> [Your instructions]
Copy every entry word for word, but skip the pictures.

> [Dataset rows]
>>>

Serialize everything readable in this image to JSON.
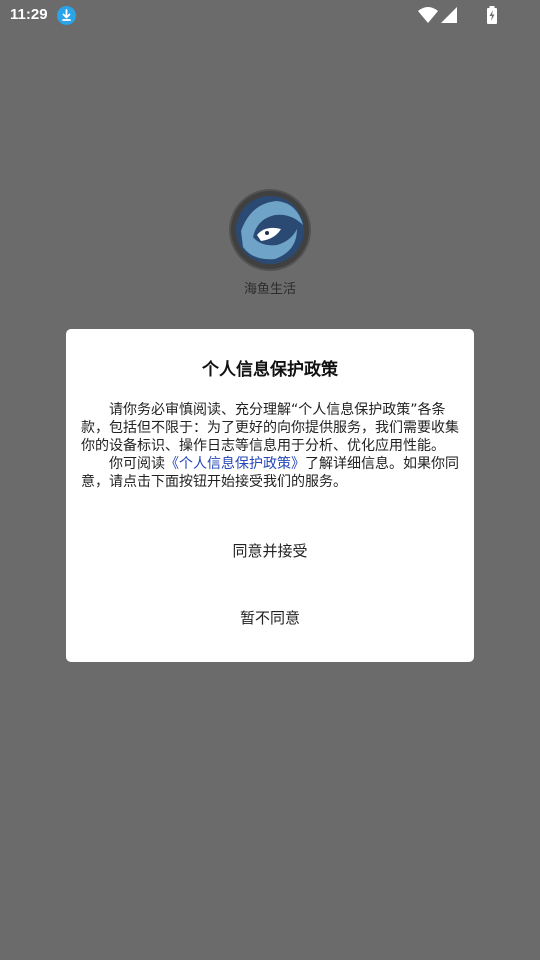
{
  "status_bar": {
    "time": "11:29",
    "icons": [
      "download-icon",
      "wifi-icon",
      "signal-icon",
      "battery-icon"
    ]
  },
  "app": {
    "name": "海鱼生活",
    "logo": "fish-logo-icon"
  },
  "dialog": {
    "title": "个人信息保护政策",
    "paragraph1": "请你务必审慎阅读、充分理解“个人信息保护政策”各条款，包括但不限于：为了更好的向你提供服务，我们需要收集你的设备标识、操作日志等信息用于分析、优化应用性能。",
    "paragraph2_prefix": "你可阅读",
    "policy_link": "《个人信息保护政策》",
    "paragraph2_suffix": "了解详细信息。如果你同意，请点击下面按钮开始接受我们的服务。",
    "agree_label": "同意并接受",
    "disagree_label": "暂不同意"
  },
  "colors": {
    "overlay": "#6b6b6b",
    "link": "#2747b8",
    "download_badge": "#2aa3e8"
  }
}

<<<

> [Exercise result]
Serialize everything readable in this image to JSON.
{
  "status_bar": {
    "time": "11:29",
    "icons": [
      "download-icon",
      "wifi-icon",
      "signal-icon",
      "battery-icon"
    ]
  },
  "app": {
    "name": "海鱼生活",
    "logo": "fish-logo-icon"
  },
  "dialog": {
    "title": "个人信息保护政策",
    "paragraph1": "请你务必审慎阅读、充分理解“个人信息保护政策”各条款，包括但不限于：为了更好的向你提供服务，我们需要收集你的设备标识、操作日志等信息用于分析、优化应用性能。",
    "paragraph2_prefix": "你可阅读",
    "policy_link": "《个人信息保护政策》",
    "paragraph2_suffix": "了解详细信息。如果你同意，请点击下面按钮开始接受我们的服务。",
    "agree_label": "同意并接受",
    "disagree_label": "暂不同意"
  },
  "colors": {
    "overlay": "#6b6b6b",
    "link": "#2747b8",
    "download_badge": "#2aa3e8"
  }
}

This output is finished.